Work required: Keep the wording of each record exactly the same when you repeat it, and leave out pictures.

═════ Material supplied ═════

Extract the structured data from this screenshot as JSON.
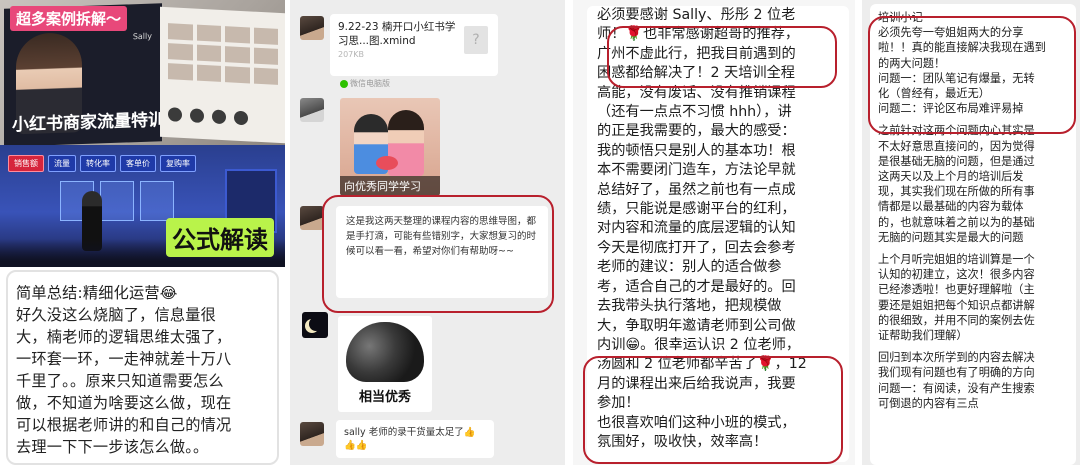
{
  "panel1": {
    "case_tag": "超多案例拆解～",
    "book_cover_title": "小红书商家流量特训营",
    "book_brand": "Sally",
    "stage_banner": [
      "销售额",
      "流量",
      "转化率",
      "客单价",
      "复购率"
    ],
    "formula_label": "公式解读",
    "note_lines": [
      "简单总结:精细化运营😂",
      "好久没这么烧脑了，信息量很",
      "大，楠老师的逻辑思维太强了，",
      "一环套一环，一走神就差十万八",
      "千里了。。原来只知道需要怎么",
      "做，不知道为啥要这么做，现在",
      "可以根据老师讲的和自己的情况",
      "去理一下下一步该怎么做。。"
    ]
  },
  "panel2": {
    "file_name": "9.22-23 楠开口小红书学习思...图.xmind",
    "file_size": "207KB",
    "file_source": "微信电脑版",
    "image_caption": "向优秀同学学习",
    "message": "这是我这两天整理的课程内容的思维导图，都是手打滴，可能有些错别字，大家想复习的时候可以看一看，希望对你们有帮助呀~~",
    "meme_caption": "相当优秀",
    "short_message": "sally 老师的录干货量太足了👍👍👍"
  },
  "panel3": {
    "lines": [
      "必须要感谢 Sally、彤彤 2 位老",
      "师！🌹也非常感谢超哥的推荐，",
      "广州不虚此行，把我目前遇到的",
      "困惑都给解决了！2 天培训全程",
      "高能，没有废话、没有推销课程",
      "（还有一点点不习惯 hhh），讲",
      "的正是我需要的，最大的感受：",
      "我的顿悟只是别人的基本功！根",
      "本不需要闭门造车，方法论早就",
      "总结好了，虽然之前也有一点成",
      "绩，只能说是感谢平台的红利，",
      "对内容和流量的底层逻辑的认知",
      "今天是彻底打开了，回去会参考",
      "老师的建议：别人的适合做参",
      "考，适合自己的才是最好的。回",
      "去我带头执行落地，把规模做",
      "大，争取明年邀请老师到公司做",
      "内训😁。很幸运认识 2 位老师，",
      "汤圆和 2 位老师都辛苦了🌹，12",
      "月的课程出来后给我说声，我要",
      "参加！",
      "也很喜欢咱们这种小班的模式，",
      "氛围好，吸收快，效率高！"
    ]
  },
  "panel4": {
    "block1": [
      "培训小记",
      "必须先夸一夸姐姐两大的分享",
      "啦！！真的能直接解决我现在遇到",
      "的两大问题！",
      "问题一：团队笔记有爆量，无转",
      "化（曾经有，最近无）",
      "问题二：评论区布局难评易掉"
    ],
    "block2": [
      "之前针对这两个问题内心其实是",
      "不太好意思直接问的，因为觉得",
      "是很基础无脑的问题，但是通过",
      "这两天以及上个月的培训后发",
      "现，其实我们现在所做的所有事",
      "情都是以最基础的内容为载体",
      "的，也就意味着之前以为的基础",
      "无脑的问题其实是最大的问题"
    ],
    "block3": [
      "上个月听完姐姐的培训算是一个",
      "认知的初建立，这次！很多内容",
      "已经渗透啦！也更好理解啦（主",
      "要还是姐姐把每个知识点都讲解",
      "的很细致，并用不同的案例去佐",
      "证帮助我们理解）"
    ],
    "block4": [
      "回归到本次所学到的内容去解决",
      "我们现有问题也有了明确的方向",
      "问题一：有阅读，没有产生搜索",
      "可倒退的内容有三点"
    ]
  },
  "colors": {
    "highlight_border": "#b8202d",
    "tag_pink": "#e8487a",
    "formula_green": "#b9f34a",
    "chat_bg": "#ededed"
  }
}
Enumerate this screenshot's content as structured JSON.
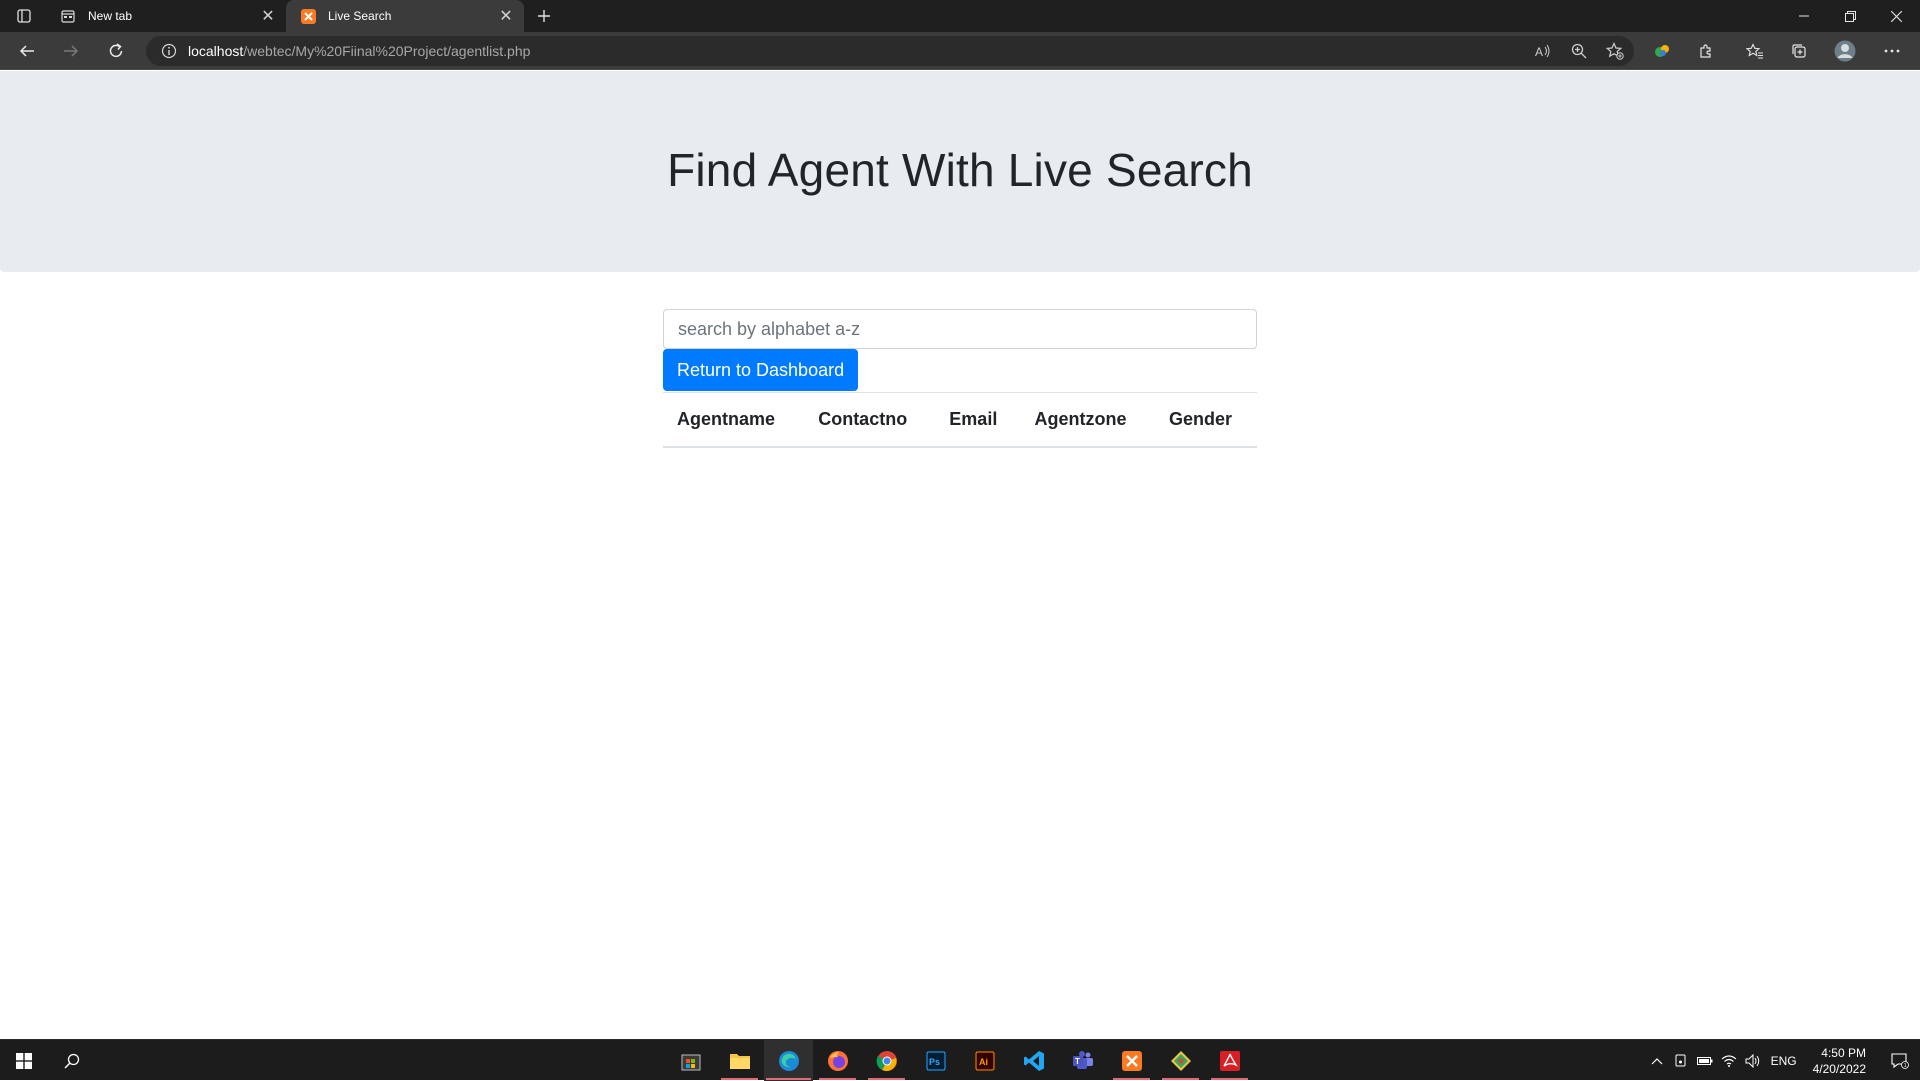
{
  "browser": {
    "tabs": [
      {
        "label": "New tab",
        "active": false
      },
      {
        "label": "Live Search",
        "active": true
      }
    ],
    "address": {
      "host": "localhost",
      "path": "/webtec/My%20Fiinal%20Project/agentlist.php"
    }
  },
  "page": {
    "heading": "Find Agent With Live Search",
    "search": {
      "placeholder": "search by alphabet a-z",
      "value": ""
    },
    "dashboard_button": "Return to Dashboard",
    "table": {
      "columns": [
        "Agentname",
        "Contactno",
        "Email",
        "Agentzone",
        "Gender"
      ],
      "rows": []
    }
  },
  "taskbar": {
    "apps": [
      "microsoft-store",
      "file-explorer",
      "edge",
      "firefox",
      "chrome",
      "photoshop",
      "illustrator",
      "vscode",
      "teams",
      "xampp",
      "git",
      "acrobat"
    ],
    "language": "ENG",
    "time": "4:50 PM",
    "date": "4/20/2022"
  },
  "colors": {
    "primary_button": "#007bff",
    "jumbotron_bg": "#e9ecef",
    "chrome_dark": "#1f1f1f",
    "toolbar_dark": "#3b3b3b"
  }
}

═════

Answer to the task:
Extract the structured data from this screenshot as JSON.
{
  "panel1": {
    "case_tag": "超多案例拆解～",
    "book_cover_title": "小红书商家流量特训营",
    "book_brand": "Sally",
    "stage_banner": [
      "销售额",
      "流量",
      "转化率",
      "客单价",
      "复购率"
    ],
    "formula_label": "公式解读",
    "note_lines": [
      "简单总结:精细化运营😂",
      "好久没这么烧脑了，信息量很",
      "大，楠老师的逻辑思维太强了，",
      "一环套一环，一走神就差十万八",
      "千里了。。原来只知道需要怎么",
      "做，不知道为啥要这么做，现在",
      "可以根据老师讲的和自己的情况",
      "去理一下下一步该怎么做。。"
    ]
  },
  "panel2": {
    "file_name": "9.22-23 楠开口小红书学习思...图.xmind",
    "file_size": "207KB",
    "file_source": "微信电脑版",
    "image_caption": "向优秀同学学习",
    "message": "这是我这两天整理的课程内容的思维导图，都是手打滴，可能有些错别字，大家想复习的时候可以看一看，希望对你们有帮助呀~~",
    "meme_caption": "相当优秀",
    "short_message": "sally 老师的录干货量太足了👍👍👍"
  },
  "panel3": {
    "lines": [
      "必须要感谢 Sally、彤彤 2 位老",
      "师！🌹也非常感谢超哥的推荐，",
      "广州不虚此行，把我目前遇到的",
      "困惑都给解决了！2 天培训全程",
      "高能，没有废话、没有推销课程",
      "（还有一点点不习惯 hhh），讲",
      "的正是我需要的，最大的感受：",
      "我的顿悟只是别人的基本功！根",
      "本不需要闭门造车，方法论早就",
      "总结好了，虽然之前也有一点成",
      "绩，只能说是感谢平台的红利，",
      "对内容和流量的底层逻辑的认知",
      "今天是彻底打开了，回去会参考",
      "老师的建议：别人的适合做参",
      "考，适合自己的才是最好的。回",
      "去我带头执行落地，把规模做",
      "大，争取明年邀请老师到公司做",
      "内训😁。很幸运认识 2 位老师，",
      "汤圆和 2 位老师都辛苦了🌹，12",
      "月的课程出来后给我说声，我要",
      "参加！",
      "也很喜欢咱们这种小班的模式，",
      "氛围好，吸收快，效率高！"
    ]
  },
  "panel4": {
    "block1": [
      "培训小记",
      "必须先夸一夸姐姐两大的分享",
      "啦！！真的能直接解决我现在遇到",
      "的两大问题！",
      "问题一：团队笔记有爆量，无转",
      "化（曾经有，最近无）",
      "问题二：评论区布局难评易掉"
    ],
    "block2": [
      "之前针对这两个问题内心其实是",
      "不太好意思直接问的，因为觉得",
      "是很基础无脑的问题，但是通过",
      "这两天以及上个月的培训后发",
      "现，其实我们现在所做的所有事",
      "情都是以最基础的内容为载体",
      "的，也就意味着之前以为的基础",
      "无脑的问题其实是最大的问题"
    ],
    "block3": [
      "上个月听完姐姐的培训算是一个",
      "认知的初建立，这次！很多内容",
      "已经渗透啦！也更好理解啦（主",
      "要还是姐姐把每个知识点都讲解",
      "的很细致，并用不同的案例去佐",
      "证帮助我们理解）"
    ],
    "block4": [
      "回归到本次所学到的内容去解决",
      "我们现有问题也有了明确的方向",
      "问题一：有阅读，没有产生搜索",
      "可倒退的内容有三点"
    ]
  },
  "colors": {
    "highlight_border": "#b8202d",
    "tag_pink": "#e8487a",
    "formula_green": "#b9f34a",
    "chat_bg": "#ededed"
  }
}
Enumerate this screenshot's content as structured JSON.
{
  "browser": {
    "tabs": [
      {
        "label": "New tab",
        "active": false
      },
      {
        "label": "Live Search",
        "active": true
      }
    ],
    "address": {
      "host": "localhost",
      "path": "/webtec/My%20Fiinal%20Project/agentlist.php"
    }
  },
  "page": {
    "heading": "Find Agent With Live Search",
    "search": {
      "placeholder": "search by alphabet a-z",
      "value": ""
    },
    "dashboard_button": "Return to Dashboard",
    "table": {
      "columns": [
        "Agentname",
        "Contactno",
        "Email",
        "Agentzone",
        "Gender"
      ],
      "rows": []
    }
  },
  "taskbar": {
    "apps": [
      "microsoft-store",
      "file-explorer",
      "edge",
      "firefox",
      "chrome",
      "photoshop",
      "illustrator",
      "vscode",
      "teams",
      "xampp",
      "git",
      "acrobat"
    ],
    "language": "ENG",
    "time": "4:50 PM",
    "date": "4/20/2022"
  },
  "colors": {
    "primary_button": "#007bff",
    "jumbotron_bg": "#e9ecef",
    "chrome_dark": "#1f1f1f",
    "toolbar_dark": "#3b3b3b"
  }
}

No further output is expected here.